Tante sono state le iniziative proposte in questi anni: dal laboratorio sensoriale a quello di stimolazione cognitiva, dal racconto delle storie personali tramite le foto di famiglia alla musica e alla ginnastica dolce, fino alle video idee. E poi le feste e le gite culturali “fuori sede”, anche al Museo Accademia Carrara che il gruppo è riuscito a visitare prima dell’inizio dell’emergenza sanitaria.

Con l’arrivo del lockdown, il progetto degli “Amici del giovedì” non si è fermato ed è proseguito in altre modalità: si è trasformato in un Cafè Alzheimer 2.0 organizzato con un gruppo WhatsApp che si è evoluto in uno spazio virtuale di condivisione ed ascolto. A questo si sono aggiunti momenti video realizzati dai volontari con il canto, la musica e gli esercizi fisici da fare a casa e le telefonate di supporto psicologico.

Più di recente, gli psicologici guidati da Raquel Taddeucci hanno iniziato a fare visite domiciliari ad ogni ospite per mantenere il contatto visivo, secondo le norme di protezione vigenti.

“Il canale comunicativo che si privilegia durante l’Azheimer Cafè – spiega la psicologa Raquel Taddeucci – è molto fisico, con saluti, strette di mano, abbracci e baci su ogni guancia.Il nostro ultimo incontro risale a giovedì 20 febbraio 2020. Con l’inizio della quarantena, consapevoli che cessare ogni tipo di rapporto con le famiglie avrebbe provocato un senso di abbandono molto forte, abbiamo deciso di spostare le relazioni sul piano virtuale. Rimanere connessi ha permesso alle famiglie di non sentirsi sole, scambiandosi consigli, suggerimenti, saluti quotidiani ma anche fatiche e difficoltà giornaliere. L’obiettivo iniziale della nostra iniziativa si è mantenuto, evitando di aggiungere un senso di isolamento alla situazione difficile che già di per sé le famiglie vivono nell’assistenza ad un malato di demenza”.

Non sono mancati ovviamente i momenti di difficoltà, di sconforto e di fragilità. L’isolamento ha inevitabilmente messo alla prova alcuni nuclei familiari e in particolar modo alcuni caregiver che già vivevano, prima della pandemia, situazioni estremamente delicate.

“La grande difficoltà – continua lo psicologo Andrea Algeri – è data dallo stare costantemente a contatto con il proprio parente malato, senza nemmeno la possibilità di uscire o di avere dei piccoli momenti di socialità condivisa. Ci siamo adoperati per aiutare queste persone con suggerimenti e consigli per affrontare questo nuovo modo di vivere la quotidianità con il proprio caro”.

**DATI REGISTRATI:**
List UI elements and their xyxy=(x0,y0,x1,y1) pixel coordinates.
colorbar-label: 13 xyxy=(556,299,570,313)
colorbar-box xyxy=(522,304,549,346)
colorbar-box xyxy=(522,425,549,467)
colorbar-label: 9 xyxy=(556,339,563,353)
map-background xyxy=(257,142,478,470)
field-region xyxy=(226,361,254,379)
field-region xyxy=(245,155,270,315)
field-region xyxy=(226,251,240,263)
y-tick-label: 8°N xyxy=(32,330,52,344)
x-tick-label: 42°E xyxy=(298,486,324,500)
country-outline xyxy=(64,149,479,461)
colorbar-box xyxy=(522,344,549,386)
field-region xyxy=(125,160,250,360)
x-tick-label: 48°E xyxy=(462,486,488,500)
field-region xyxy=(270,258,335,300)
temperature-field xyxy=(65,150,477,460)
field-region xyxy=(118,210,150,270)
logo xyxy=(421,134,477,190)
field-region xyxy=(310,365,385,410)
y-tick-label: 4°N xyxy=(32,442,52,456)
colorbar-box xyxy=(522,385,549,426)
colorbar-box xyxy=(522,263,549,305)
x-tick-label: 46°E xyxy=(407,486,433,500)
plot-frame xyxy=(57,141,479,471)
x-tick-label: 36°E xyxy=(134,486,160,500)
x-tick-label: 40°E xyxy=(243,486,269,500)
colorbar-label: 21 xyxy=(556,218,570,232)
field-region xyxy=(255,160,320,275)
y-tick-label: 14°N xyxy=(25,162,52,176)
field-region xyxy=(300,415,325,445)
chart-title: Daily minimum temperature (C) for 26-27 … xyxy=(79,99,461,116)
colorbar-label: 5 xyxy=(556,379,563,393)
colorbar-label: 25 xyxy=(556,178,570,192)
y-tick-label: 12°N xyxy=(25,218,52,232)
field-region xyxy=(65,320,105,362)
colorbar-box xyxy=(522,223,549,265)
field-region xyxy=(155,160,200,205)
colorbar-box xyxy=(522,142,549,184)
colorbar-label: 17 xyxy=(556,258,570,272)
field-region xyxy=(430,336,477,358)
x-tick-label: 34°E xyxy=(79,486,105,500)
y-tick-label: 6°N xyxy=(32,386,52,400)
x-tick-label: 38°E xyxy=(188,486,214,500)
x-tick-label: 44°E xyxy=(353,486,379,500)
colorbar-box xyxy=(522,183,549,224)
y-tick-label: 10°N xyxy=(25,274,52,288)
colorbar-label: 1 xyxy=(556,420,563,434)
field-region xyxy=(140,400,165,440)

**QUESITO 1:**
Rispondi a queste domande sul testo della pagina:
(a) Quale museo il gruppo è riuscito a visitare prima dell'inizio dell'emergenza sanitaria?
(b) Con quale strumento è stato organizzato il Cafè Alzheimer 2.0?
(c) A quale data risale l'ultimo incontro?
**QUESITO 2:**
Trascrivi la parte del testo della pagina compresa tra "Con l’arrivo del" e "di protezione vigenti.", estremi inclusi.
Le voci non hanno alcun ruolo in questo lavoro.

**SOLUZIONE SCRITTA 1:**
(a) Il Museo Accademia Carrara.
(b) Con un gruppo WhatsApp.
(c) A giovedì 20 febbraio 2020.

**SOLUZIONE SCRITTA 2:**
Con l’arrivo del lockdown, il progetto degli “Amici del giovedì” non si è fermato ed è proseguito in altre modalità: si è trasformato in un Cafè Alzheimer 2.0 organizzato con un gruppo WhatsApp che si è evoluto in uno spazio virtuale di condivisione ed ascolto. A questo si sono aggiunti momenti video realizzati dai volontari con il canto, la musica e gli esercizi fisici da fare a casa e le telefonate di supporto psicologico.

Più di recente, gli psicologici guidati da Raquel Taddeucci hanno iniziato a fare visite domiciliari ad ogni ospite per mantenere il contatto visivo, secondo le norme di protezione vigenti.